* QUOTED PASSAGE *
Then the movement continues: reassembling the ropes and wood, rediscovering the space with new constructions, simultaneously building and tearing down. The cyclical action that choreographer Mia Habib seems to suggest is a Sisyphean task, and the impossibility of its resolution becomes obvious.

The installation grows from the centre of the room into the audience, branches and fabrics becoming ties between audience members and between performer and spectator. For a moment of beauty, we are all part of the same construction, a shared constellation.

As the first part of the performance vanishes, we are then invited outside the theatre. Around bonfires, the performers recount personal stories of colonialism, rhizomatic organisms or genocide to propose paths connected to the excessive earlier action. Suddenly, over a cup of hot chocolate, still fragile after the energetic impact of the performance, a sense of injustice invades my body; one insignificant part of an all-encompassing organism.

Riikka Laakso


Roza Moshtaghi’s Limbo. A line of four performers, standing in profile. On the left, a man in white t shirt and grey shorts. Next another figure in grey shorts, tan tights and top. Then a oman in white leggings and top with floral black embroidery. Finally another woman in tan tights and top, and blue shorts. All wear trainers.
Roza Moshtaghi’s Limbo. Photo © Lars Opstad

Ornaments of the present

Roza Moshtaghi: Limbo

When the audience enters the ‘Limbo’ – a space filled with a lingering, disturbing electronic sound, hinting at today’s ubiquitous rave aesthetics, a space framed by typographic light decorations composed of sentence fragments – four performers are already waiting for them. Dressed like saucy nightclub patrons, their slim, almost androgynous bodies wrapped in a second skin — thin mesh suits covered with tattoo drawings – they half-sit on the stage, indifferently looking around and displaying themselves, slowly changing poses. One dancer holds a melting ice cream of bright green in her hand, creating an image of cold, unnatural exposure.

This might be an iconic image of how contemporary dance settings and bodies look today on major Western stages. Thus it’s surprising to find out that the piece owes a lot to Naghali, an ancient Persian tradition of storytelling where a narrator performs in front of a large painted canvas telling epic stories, juggling with characters and plots, always making new narratives out of the same unchanging pictures. Thus in Limbo, Oslo-based choreographer with Iranian roots Roza Moshtaghi intricately plays with intertwinement between codes of her ancestral culture and dominant Western aesthetics.

Performances created in a similar style (here we can recall Anne Imhof, Young Boy Dancing Group, partially, and the work How to Die by Mia Habib also shown at the CODA festival) rarely work in detail with movement. As a rule, they focus on ritualism, the intensity of the presence of bodies, and the general atmosphere (smoke machine, strobe light, well, you know it!). It is all the more remarkable that Limbo is a surprisingly well-developed piece in terms of the movement language. It seems to be based on several simple and spectacular principles: the search for the intensity of expression in a very rigidly defined framework; repetition and the game of small deviations from the dominant movement patterns; momentum, flight, and animal softness inside a mechanised corset of externally imposed kinetic boundaries. The determined quality of movement or its trajectory is constantly suspended (which is reflected in the title): they hang between two opposites. That’s probably why for some of the viewers this abstract work paints pictures of the posthumanist world — not-really-human, not-really-machine-like.

* PROVIDED DATA *

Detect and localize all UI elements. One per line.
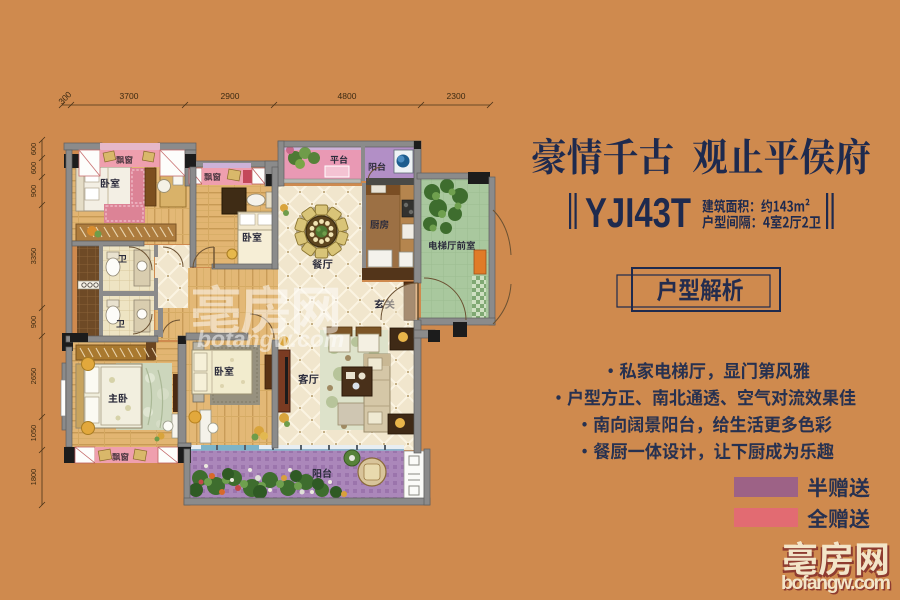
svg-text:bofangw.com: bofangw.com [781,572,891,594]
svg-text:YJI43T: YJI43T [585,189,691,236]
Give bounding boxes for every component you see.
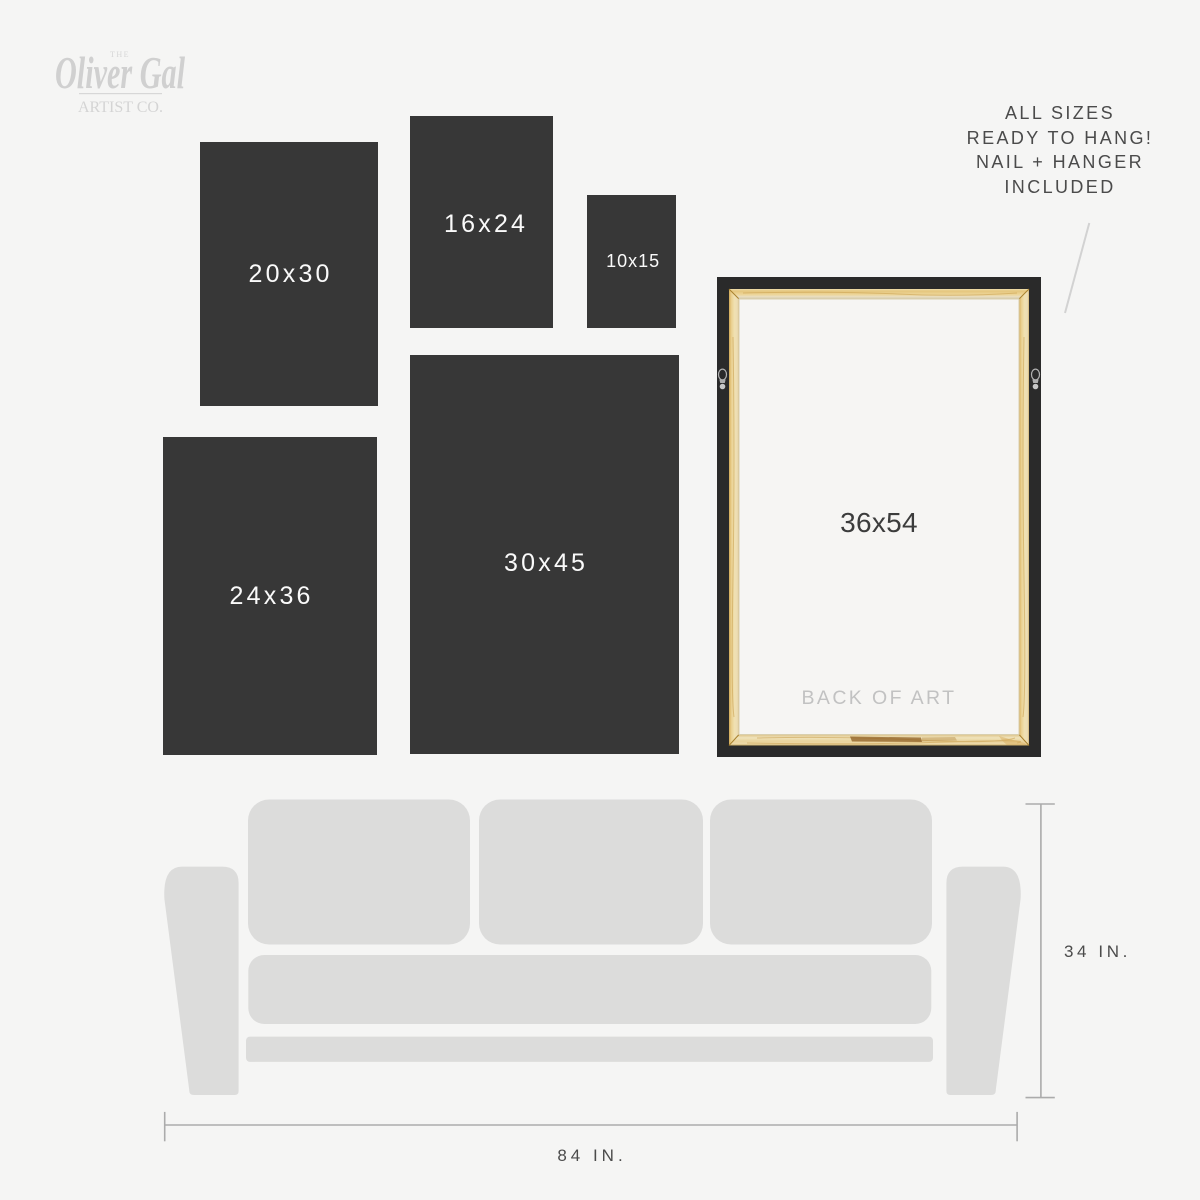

* WHAT THIS TASK INVOLVES *
Reproduce word for word the stretch of the performance reviews above from "Roza Moshtaghi’s Limbo. Photo" through "cold, unnatural exposure.".

* SOLVED PROBLEM *
Roza Moshtaghi’s Limbo. Photo © Lars Opstad

Ornaments of the present

Roza Moshtaghi: Limbo

When the audience enters the ‘Limbo’ – a space filled with a lingering, disturbing electronic sound, hinting at today’s ubiquitous rave aesthetics, a space framed by typographic light decorations composed of sentence fragments – four performers are already waiting for them. Dressed like saucy nightclub patrons, their slim, almost androgynous bodies wrapped in a second skin — thin mesh suits covered with tattoo drawings – they half-sit on the stage, indifferently looking around and displaying themselves, slowly changing poses. One dancer holds a melting ice cream of bright green in her hand, creating an image of cold, unnatural exposure.